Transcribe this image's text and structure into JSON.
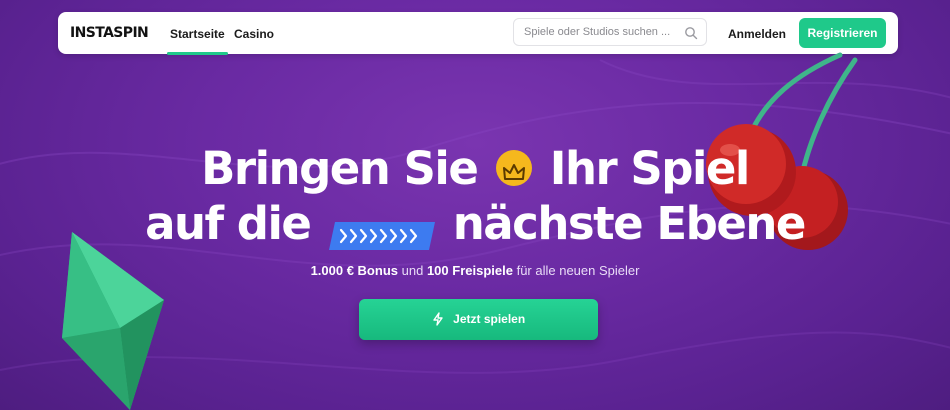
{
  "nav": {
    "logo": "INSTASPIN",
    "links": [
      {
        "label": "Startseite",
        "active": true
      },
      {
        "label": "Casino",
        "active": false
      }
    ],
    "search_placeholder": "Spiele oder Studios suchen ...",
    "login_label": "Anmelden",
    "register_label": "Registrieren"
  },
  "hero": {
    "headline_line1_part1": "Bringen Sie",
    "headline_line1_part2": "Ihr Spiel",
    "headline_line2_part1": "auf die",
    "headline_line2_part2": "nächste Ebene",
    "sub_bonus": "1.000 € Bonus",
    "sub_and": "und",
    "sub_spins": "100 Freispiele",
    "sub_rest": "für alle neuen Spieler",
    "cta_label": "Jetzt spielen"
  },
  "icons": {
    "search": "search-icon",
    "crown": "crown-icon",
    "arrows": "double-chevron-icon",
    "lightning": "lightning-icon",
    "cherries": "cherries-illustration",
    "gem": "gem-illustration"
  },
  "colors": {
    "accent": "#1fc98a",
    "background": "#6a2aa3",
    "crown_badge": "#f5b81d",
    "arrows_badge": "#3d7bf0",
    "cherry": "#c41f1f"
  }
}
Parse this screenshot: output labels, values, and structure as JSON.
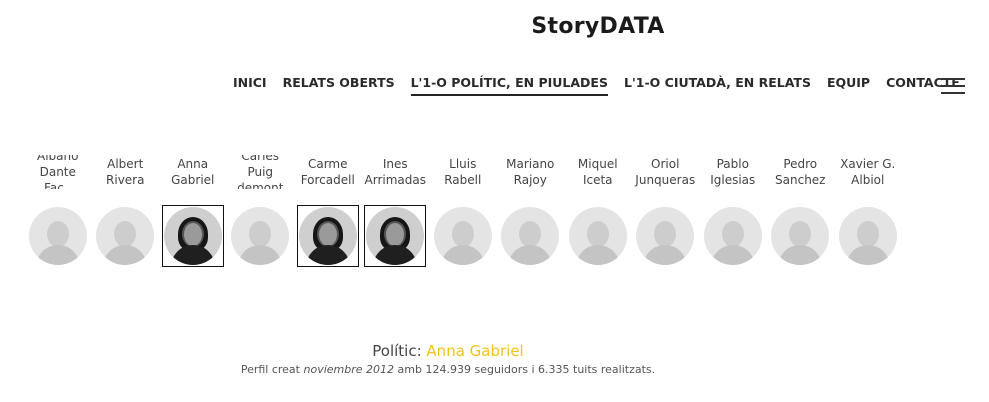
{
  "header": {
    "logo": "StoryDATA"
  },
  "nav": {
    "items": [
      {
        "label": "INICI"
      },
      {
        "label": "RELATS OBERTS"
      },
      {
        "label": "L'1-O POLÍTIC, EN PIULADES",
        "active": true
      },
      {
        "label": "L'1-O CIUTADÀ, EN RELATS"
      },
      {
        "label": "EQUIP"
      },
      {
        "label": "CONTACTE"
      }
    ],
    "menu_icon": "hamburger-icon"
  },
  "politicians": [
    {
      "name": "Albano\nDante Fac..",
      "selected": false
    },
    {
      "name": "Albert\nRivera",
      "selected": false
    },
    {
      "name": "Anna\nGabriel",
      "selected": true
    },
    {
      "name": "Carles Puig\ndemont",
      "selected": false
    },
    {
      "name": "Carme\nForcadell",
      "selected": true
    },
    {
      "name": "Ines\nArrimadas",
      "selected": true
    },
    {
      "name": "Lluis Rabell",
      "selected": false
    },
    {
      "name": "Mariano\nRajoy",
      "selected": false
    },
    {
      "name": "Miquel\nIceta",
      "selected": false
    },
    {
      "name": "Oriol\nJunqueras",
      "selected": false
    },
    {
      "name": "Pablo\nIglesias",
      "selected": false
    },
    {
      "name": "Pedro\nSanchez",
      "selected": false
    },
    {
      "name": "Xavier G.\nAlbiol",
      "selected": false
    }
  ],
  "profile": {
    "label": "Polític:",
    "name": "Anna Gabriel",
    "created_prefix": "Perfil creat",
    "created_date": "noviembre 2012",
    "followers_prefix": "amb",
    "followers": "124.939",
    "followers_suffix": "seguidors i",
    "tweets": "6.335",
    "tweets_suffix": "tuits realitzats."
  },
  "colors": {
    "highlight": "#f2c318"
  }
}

+++

* **Written problem**
Without the pictures, restate all of the entries above verbatim.

* **Answer to this problem**
Transcribe this image's text and structure into JSON.
{
  "nav": {
    "logo": "INSTASPIN",
    "links": [
      {
        "label": "Startseite",
        "active": true
      },
      {
        "label": "Casino",
        "active": false
      }
    ],
    "search_placeholder": "Spiele oder Studios suchen ...",
    "login_label": "Anmelden",
    "register_label": "Registrieren"
  },
  "hero": {
    "headline_line1_part1": "Bringen Sie",
    "headline_line1_part2": "Ihr Spiel",
    "headline_line2_part1": "auf die",
    "headline_line2_part2": "nächste Ebene",
    "sub_bonus": "1.000 € Bonus",
    "sub_and": "und",
    "sub_spins": "100 Freispiele",
    "sub_rest": "für alle neuen Spieler",
    "cta_label": "Jetzt spielen"
  },
  "icons": {
    "search": "search-icon",
    "crown": "crown-icon",
    "arrows": "double-chevron-icon",
    "lightning": "lightning-icon",
    "cherries": "cherries-illustration",
    "gem": "gem-illustration"
  },
  "colors": {
    "accent": "#1fc98a",
    "background": "#6a2aa3",
    "crown_badge": "#f5b81d",
    "arrows_badge": "#3d7bf0",
    "cherry": "#c41f1f"
  }
}
Parse this screenshot: output labels, values, and structure as JSON.
{
  "header": {
    "logo": "StoryDATA"
  },
  "nav": {
    "items": [
      {
        "label": "INICI"
      },
      {
        "label": "RELATS OBERTS"
      },
      {
        "label": "L'1-O POLÍTIC, EN PIULADES",
        "active": true
      },
      {
        "label": "L'1-O CIUTADÀ, EN RELATS"
      },
      {
        "label": "EQUIP"
      },
      {
        "label": "CONTACTE"
      }
    ],
    "menu_icon": "hamburger-icon"
  },
  "politicians": [
    {
      "name": "Albano\nDante Fac..",
      "selected": false
    },
    {
      "name": "Albert\nRivera",
      "selected": false
    },
    {
      "name": "Anna\nGabriel",
      "selected": true
    },
    {
      "name": "Carles Puig\ndemont",
      "selected": false
    },
    {
      "name": "Carme\nForcadell",
      "selected": true
    },
    {
      "name": "Ines\nArrimadas",
      "selected": true
    },
    {
      "name": "Lluis Rabell",
      "selected": false
    },
    {
      "name": "Mariano\nRajoy",
      "selected": false
    },
    {
      "name": "Miquel\nIceta",
      "selected": false
    },
    {
      "name": "Oriol\nJunqueras",
      "selected": false
    },
    {
      "name": "Pablo\nIglesias",
      "selected": false
    },
    {
      "name": "Pedro\nSanchez",
      "selected": false
    },
    {
      "name": "Xavier G.\nAlbiol",
      "selected": false
    }
  ],
  "profile": {
    "label": "Polític:",
    "name": "Anna Gabriel",
    "created_prefix": "Perfil creat",
    "created_date": "noviembre 2012",
    "followers_prefix": "amb",
    "followers": "124.939",
    "followers_suffix": "seguidors i",
    "tweets": "6.335",
    "tweets_suffix": "tuits realitzats."
  },
  "colors": {
    "highlight": "#f2c318"
  }
}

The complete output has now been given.